Every record must appear in your copy exactly as written, with no pictures.
— start of Records shown —
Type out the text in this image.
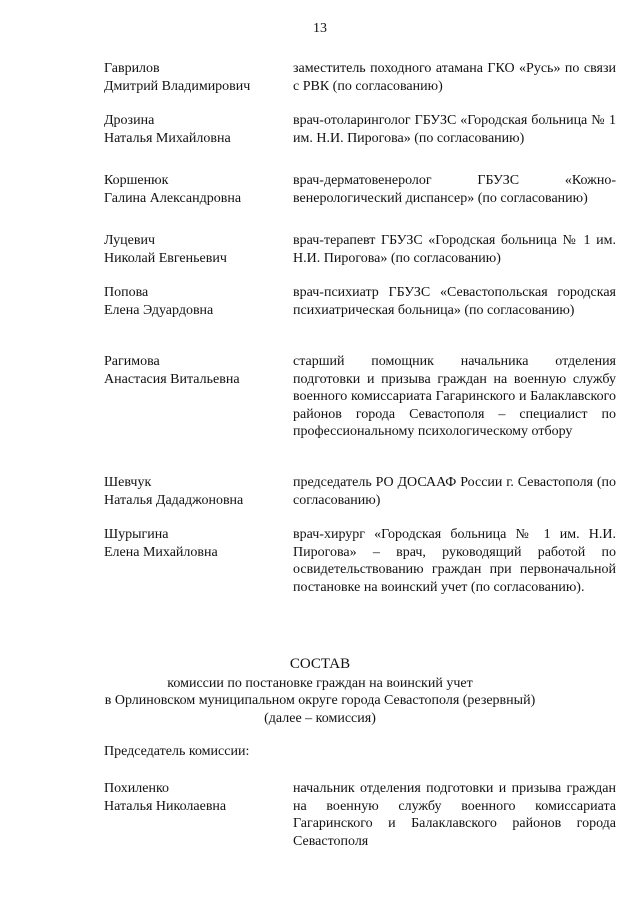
13
Гаврилов
Дмитрий Владимирович
заместитель походного атамана ГКО «Русь» по связи с РВК (по согласованию)
Дрозина
Наталья Михайловна
врач-отоларинголог ГБУЗС «Городская больница № 1 им. Н.И. Пирогова» (по согласованию)
Коршенюк
Галина Александровна
врач-дерматовенеролог ГБУЗС «Кожно-венерологический диспансер» (по согласованию)
Луцевич
Николай Евгеньевич
врач-терапевт ГБУЗС «Городская больница № 1 им. Н.И. Пирогова» (по согласованию)
Попова
Елена Эдуардовна
врач-психиатр ГБУЗС «Севастопольская городская психиатрическая больница» (по согласованию)
Рагимова
Анастасия Витальевна
старший помощник начальника отделения подготовки и призыва граждан на военную службу военного комиссариата Гагаринского и Балаклавского районов города Севастополя – специалист по профессиональному психологическому отбору
Шевчук
Наталья Дададжоновна
председатель РО ДОСААФ России г. Севастополя (по согласованию)
Шурыгина
Елена Михайловна
врач-хирург «Городская больница № 1 им. Н.И. Пирогова» – врач, руководящий работой по освидетельствованию граждан при первоначальной постановке на воинский учет (по согласованию).
СОСТАВ
комиссии по постановке граждан на воинский учет
в Орлиновском муниципальном округе города Севастополя (резервный)
(далее – комиссия)
Председатель комиссии:
Похиленко
Наталья Николаевна
начальник отделения подготовки и призыва граждан на военную службу военного комиссариата Гагаринского и Балаклавского районов города Севастополя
— end of Records shown —
▶ [Reply to the exercise]
Type out the text in this image.
13
Гаврилов
Дмитрий Владимирович
заместитель походного атамана ГКО «Русь» по связи с РВК (по согласованию)
Дрозина
Наталья Михайловна
врач-отоларинголог ГБУЗС «Городская больница № 1 им. Н.И. Пирогова» (по согласованию)
Коршенюк
Галина Александровна
врач-дерматовенеролог ГБУЗС «Кожно-венерологический диспансер» (по согласованию)
Луцевич
Николай Евгеньевич
врач-терапевт ГБУЗС «Городская больница № 1 им. Н.И. Пирогова» (по согласованию)
Попова
Елена Эдуардовна
врач-психиатр ГБУЗС «Севастопольская городская психиатрическая больница» (по согласованию)
Рагимова
Анастасия Витальевна
старший помощник начальника отделения подготовки и призыва граждан на военную службу военного комиссариата Гагаринского и Балаклавского районов города Севастополя – специалист по профессиональному психологическому отбору
Шевчук
Наталья Дададжоновна
председатель РО ДОСААФ России г. Севастополя (по согласованию)
Шурыгина
Елена Михайловна
врач-хирург «Городская больница № 1 им. Н.И. Пирогова» – врач, руководящий работой по освидетельствованию граждан при первоначальной постановке на воинский учет (по согласованию).
СОСТАВ
комиссии по постановке граждан на воинский учет
в Орлиновском муниципальном округе города Севастополя (резервный)
(далее – комиссия)
Председатель комиссии:
Похиленко
Наталья Николаевна
начальник отделения подготовки и призыва граждан на военную службу военного комиссариата Гагаринского и Балаклавского районов города Севастополя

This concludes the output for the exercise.